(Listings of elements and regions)
####################

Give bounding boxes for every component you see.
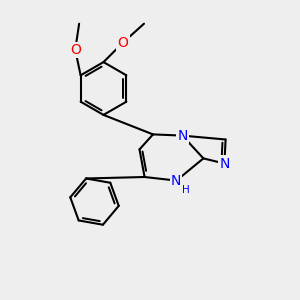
Text: O: O	[70, 43, 81, 57]
Text: O: O	[118, 36, 128, 50]
Text: N: N	[177, 129, 188, 142]
Text: N: N	[219, 157, 230, 170]
Text: H: H	[182, 184, 190, 195]
Text: N: N	[171, 174, 181, 188]
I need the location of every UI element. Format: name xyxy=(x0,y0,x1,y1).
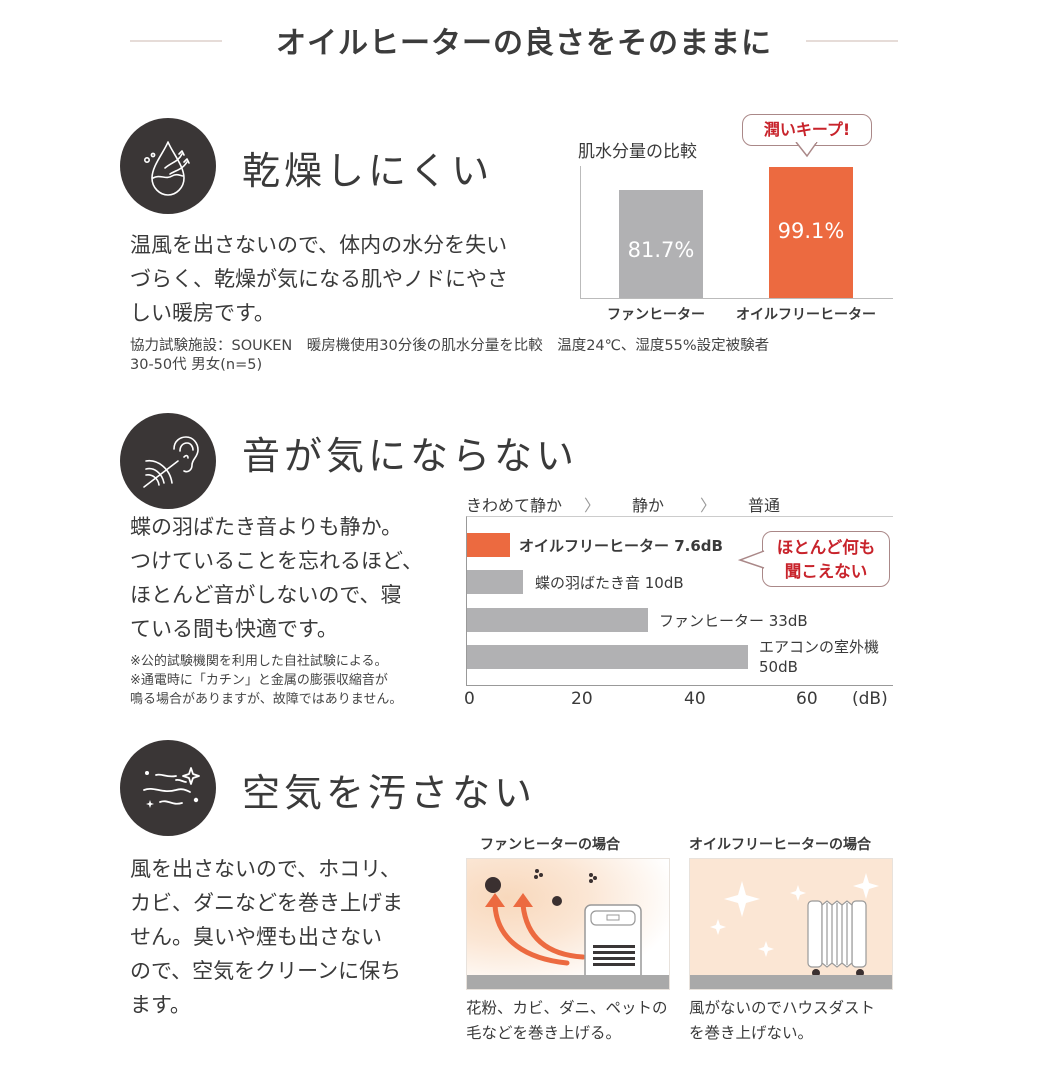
chart-label-fan-heater: ファンヒーター xyxy=(607,307,705,323)
bar-label-air-conditioner: エアコンの室外機 50dB xyxy=(759,638,880,676)
floor xyxy=(690,975,892,989)
oil-free-heater-clean-illustration xyxy=(710,873,879,977)
clean-air-sparkle-icon xyxy=(120,740,216,836)
x-axis-unit: (dB) xyxy=(852,689,888,709)
callout-pointer xyxy=(738,550,766,569)
illustration-fan-heater xyxy=(466,858,670,990)
floor xyxy=(467,975,669,989)
callout-pointer xyxy=(795,142,818,158)
illustration-title-oil-free-heater: オイルフリーヒーターの場合 xyxy=(689,837,871,853)
bar-fan-heater xyxy=(467,608,648,632)
section-note-dryness: 協力試験施設：SOUKEN 暖房機使用30分後の肌水分量を比較 温度24℃、湿度… xyxy=(130,338,770,373)
bar-label-oil-free-heater: オイルフリーヒーター 7.6dB xyxy=(519,537,723,555)
header-divider-right xyxy=(806,40,898,42)
illustration-oil-free-heater xyxy=(689,858,893,990)
bar-butterfly xyxy=(467,570,523,594)
chart-skin-moisture: 81.7% 99.1% xyxy=(580,166,893,299)
x-tick-60: 60 xyxy=(796,689,818,709)
bar-label-butterfly: 蝶の羽ばたき音 10dB xyxy=(535,574,684,592)
section-note-quiet: ※公的試験機関を利用した自社試験による。 ※通電時に「カチン」と金属の膨張収縮音… xyxy=(130,654,403,707)
header-divider-left xyxy=(130,40,222,42)
scale-normal: 普通 xyxy=(748,496,781,515)
bar-oil-free-heater xyxy=(467,533,510,557)
section-body-dryness: 温風を出さないので、体内の水分を失い づらく、乾燥が気になる肌やノドにやさ しい… xyxy=(130,233,508,325)
x-tick-40: 40 xyxy=(684,689,706,709)
section-body-clean-air: 風を出さないので、ホコリ、 カビ、ダニなどを巻き上げま せん。臭いや煙も出さない… xyxy=(130,857,403,1017)
chart-label-oil-free-heater: オイルフリーヒーター xyxy=(736,307,876,323)
scale-separator: 〉 xyxy=(584,496,601,515)
section-body-quiet: 蝶の羽ばたき音よりも静か。 つけていることを忘れるほど、 ほとんど音がしないので… xyxy=(130,515,423,641)
x-tick-20: 20 xyxy=(571,689,593,709)
scale-separator: 〉 xyxy=(700,496,717,515)
chart-skin-moisture-title: 肌水分量の比較 xyxy=(578,142,697,162)
water-drop-evaporation-icon xyxy=(120,118,216,214)
bar-oil-free-heater: 99.1% xyxy=(769,167,853,298)
section-title-quiet: 音が気にならない xyxy=(242,434,579,478)
chart-noise-level: オイルフリーヒーター 7.6dB 蝶の羽ばたき音 10dB ファンヒーター 33… xyxy=(466,516,893,686)
callout-almost-silent: ほとんど何も 聞こえない xyxy=(762,531,890,587)
fan-heater-dust-illustration xyxy=(485,869,642,982)
illustration-caption-oil-free-heater: 風がないのでハウスダスト を巻き上げない。 xyxy=(689,999,876,1042)
ear-sound-waves-icon xyxy=(120,413,216,509)
scale-very-quiet: きわめて静か xyxy=(466,496,563,515)
bar-label-fan-heater: ファンヒーター 33dB xyxy=(659,612,808,630)
illustration-caption-fan-heater: 花粉、カビ、ダニ、ペットの 毛などを巻き上げる。 xyxy=(466,999,668,1042)
bar-fan-heater: 81.7% xyxy=(619,190,703,298)
section-title-dryness: 乾燥しにくい xyxy=(242,149,494,193)
bar-air-conditioner xyxy=(467,645,748,669)
page-title: オイルヒーターの良さをそのままに xyxy=(276,26,772,61)
section-title-clean-air: 空気を汚さない xyxy=(242,771,537,815)
x-tick-0: 0 xyxy=(464,689,475,709)
callout-keep-moisture: 潤いキープ! xyxy=(742,114,872,146)
scale-quiet: 静か xyxy=(632,496,665,515)
illustration-title-fan-heater: ファンヒーターの場合 xyxy=(480,837,620,853)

####################

Rewrite the lines from the one containing "chart-label-fan-heater: ファンヒーター xyxy=(607,307,705,323)" through the one containing "clean-air-sparkle-icon xyxy=(120,740,216,836)" as a JSON list of strings, one string per line, skipping any blank lines.

_Answer to the exercise:_
[
  "chart-label-fan-heater: ファンヒーター xyxy=(607,307,705,323)",
  "bar-label-air-conditioner: エアコンの室外機 50dB xyxy=(759,638,880,676)",
  "floor xyxy=(690,975,892,989)",
  "oil-free-heater-clean-illustration xyxy=(710,873,879,977)",
  "clean-air-sparkle-icon xyxy=(120,740,216,836)"
]